** Short task **
Where a line of the material contains the string "köteles", copy that line.

--- START ---

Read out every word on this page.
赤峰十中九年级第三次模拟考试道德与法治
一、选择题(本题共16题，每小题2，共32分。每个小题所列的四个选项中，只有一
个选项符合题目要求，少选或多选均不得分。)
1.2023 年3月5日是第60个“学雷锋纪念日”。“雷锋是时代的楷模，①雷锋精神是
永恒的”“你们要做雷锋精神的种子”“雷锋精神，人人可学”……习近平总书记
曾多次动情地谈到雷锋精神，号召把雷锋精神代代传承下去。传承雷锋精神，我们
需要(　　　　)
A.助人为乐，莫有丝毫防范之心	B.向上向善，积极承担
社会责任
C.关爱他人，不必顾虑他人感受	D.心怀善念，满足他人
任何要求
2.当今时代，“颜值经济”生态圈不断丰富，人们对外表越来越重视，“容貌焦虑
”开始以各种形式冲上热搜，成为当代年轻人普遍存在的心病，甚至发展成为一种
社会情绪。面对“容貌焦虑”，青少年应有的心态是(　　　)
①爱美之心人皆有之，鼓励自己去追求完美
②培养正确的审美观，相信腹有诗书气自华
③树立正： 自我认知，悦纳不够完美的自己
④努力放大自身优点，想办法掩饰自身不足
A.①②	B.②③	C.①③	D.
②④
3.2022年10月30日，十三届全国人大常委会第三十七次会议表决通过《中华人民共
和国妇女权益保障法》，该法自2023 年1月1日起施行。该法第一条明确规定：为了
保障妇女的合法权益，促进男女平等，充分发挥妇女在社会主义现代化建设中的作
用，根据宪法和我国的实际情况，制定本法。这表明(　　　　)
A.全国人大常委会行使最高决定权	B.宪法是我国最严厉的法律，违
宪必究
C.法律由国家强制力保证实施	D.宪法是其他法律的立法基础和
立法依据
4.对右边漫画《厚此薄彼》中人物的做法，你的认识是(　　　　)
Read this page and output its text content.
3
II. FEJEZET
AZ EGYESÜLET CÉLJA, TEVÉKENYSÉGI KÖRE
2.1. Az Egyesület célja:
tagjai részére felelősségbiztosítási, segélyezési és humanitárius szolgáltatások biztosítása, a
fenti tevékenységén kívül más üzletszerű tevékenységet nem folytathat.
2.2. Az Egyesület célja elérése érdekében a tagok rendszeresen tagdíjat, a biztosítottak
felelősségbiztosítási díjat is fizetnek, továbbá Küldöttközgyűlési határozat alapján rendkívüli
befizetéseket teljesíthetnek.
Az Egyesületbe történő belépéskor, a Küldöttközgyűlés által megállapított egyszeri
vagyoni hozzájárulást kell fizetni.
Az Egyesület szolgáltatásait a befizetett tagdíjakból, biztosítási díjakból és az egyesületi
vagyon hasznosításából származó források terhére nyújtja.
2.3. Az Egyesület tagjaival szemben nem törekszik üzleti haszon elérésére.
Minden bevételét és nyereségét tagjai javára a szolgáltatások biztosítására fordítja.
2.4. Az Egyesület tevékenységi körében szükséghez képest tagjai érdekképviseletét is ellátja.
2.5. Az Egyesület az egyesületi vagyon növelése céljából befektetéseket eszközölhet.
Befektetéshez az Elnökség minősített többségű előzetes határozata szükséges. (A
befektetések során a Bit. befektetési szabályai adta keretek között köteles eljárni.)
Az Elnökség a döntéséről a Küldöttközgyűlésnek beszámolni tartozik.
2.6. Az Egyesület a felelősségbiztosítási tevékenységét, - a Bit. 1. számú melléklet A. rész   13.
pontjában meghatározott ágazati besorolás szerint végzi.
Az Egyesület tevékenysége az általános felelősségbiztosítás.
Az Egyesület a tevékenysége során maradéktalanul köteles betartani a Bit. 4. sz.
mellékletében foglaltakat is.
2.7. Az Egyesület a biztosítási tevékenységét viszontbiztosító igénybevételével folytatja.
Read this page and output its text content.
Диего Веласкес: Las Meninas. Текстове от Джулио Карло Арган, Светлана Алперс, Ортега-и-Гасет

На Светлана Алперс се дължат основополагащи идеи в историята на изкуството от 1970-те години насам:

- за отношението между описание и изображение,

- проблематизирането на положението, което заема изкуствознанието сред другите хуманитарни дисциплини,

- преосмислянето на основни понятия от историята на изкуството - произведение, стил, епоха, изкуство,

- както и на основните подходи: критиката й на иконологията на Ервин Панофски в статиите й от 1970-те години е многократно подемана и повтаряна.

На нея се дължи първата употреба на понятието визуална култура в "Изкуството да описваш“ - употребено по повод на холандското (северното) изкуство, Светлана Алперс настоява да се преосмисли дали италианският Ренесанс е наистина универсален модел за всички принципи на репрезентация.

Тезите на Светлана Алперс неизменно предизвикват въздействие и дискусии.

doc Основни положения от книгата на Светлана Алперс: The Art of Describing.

--- END ---

** Full solution **
befektetések során a Bit. befektetési szabályai adta keretek között köteles eljárni.)
Az Egyesület a tevékenysége során maradéktalanul köteles betartani a Bit. 4. sz.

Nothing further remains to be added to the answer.